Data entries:
*****

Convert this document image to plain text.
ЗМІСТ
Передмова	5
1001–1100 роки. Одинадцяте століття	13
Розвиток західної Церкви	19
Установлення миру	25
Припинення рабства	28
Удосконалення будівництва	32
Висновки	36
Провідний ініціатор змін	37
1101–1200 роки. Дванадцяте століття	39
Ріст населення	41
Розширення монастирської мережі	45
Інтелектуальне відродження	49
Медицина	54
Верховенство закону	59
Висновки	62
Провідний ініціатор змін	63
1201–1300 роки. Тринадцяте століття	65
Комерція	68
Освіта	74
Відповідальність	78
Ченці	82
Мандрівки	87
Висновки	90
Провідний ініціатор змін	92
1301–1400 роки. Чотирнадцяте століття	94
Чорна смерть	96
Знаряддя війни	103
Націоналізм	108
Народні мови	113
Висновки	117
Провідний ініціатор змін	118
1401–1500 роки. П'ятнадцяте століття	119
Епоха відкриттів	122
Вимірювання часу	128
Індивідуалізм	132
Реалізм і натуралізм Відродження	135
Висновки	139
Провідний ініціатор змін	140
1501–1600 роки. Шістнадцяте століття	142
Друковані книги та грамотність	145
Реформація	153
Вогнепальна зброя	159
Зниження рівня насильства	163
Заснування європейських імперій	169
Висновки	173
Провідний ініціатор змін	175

*****

## Task brief
Reproduce the data in full, exactly as presented.

## The output
Convert this document image to plain text.
ЗМІСТ
Передмова	5
1001–1100 роки. Одинадцяте століття	13
Розвиток західної Церкви	19
Установлення миру	25
Припинення рабства	28
Удосконалення будівництва	32
Висновки	36
Провідний ініціатор змін	37
1101–1200 роки. Дванадцяте століття	39
Ріст населення	41
Розширення монастирської мережі	45
Інтелектуальне відродження	49
Медицина	54
Верховенство закону	59
Висновки	62
Провідний ініціатор змін	63
1201–1300 роки. Тринадцяте століття	65
Комерція	68
Освіта	74
Відповідальність	78
Ченці	82
Мандрівки	87
Висновки	90
Провідний ініціатор змін	92
1301–1400 роки. Чотирнадцяте століття	94
Чорна смерть	96
Знаряддя війни	103
Націоналізм	108
Народні мови	113
Висновки	117
Провідний ініціатор змін	118
1401–1500 роки. П'ятнадцяте століття	119
Епоха відкриттів	122
Вимірювання часу	128
Індивідуалізм	132
Реалізм і натуралізм Відродження	135
Висновки	139
Провідний ініціатор змін	140
1501–1600 роки. Шістнадцяте століття	142
Друковані книги та грамотність	145
Реформація	153
Вогнепальна зброя	159
Зниження рівня насильства	163
Заснування європейських імперій	169
Висновки	173
Провідний ініціатор змін	175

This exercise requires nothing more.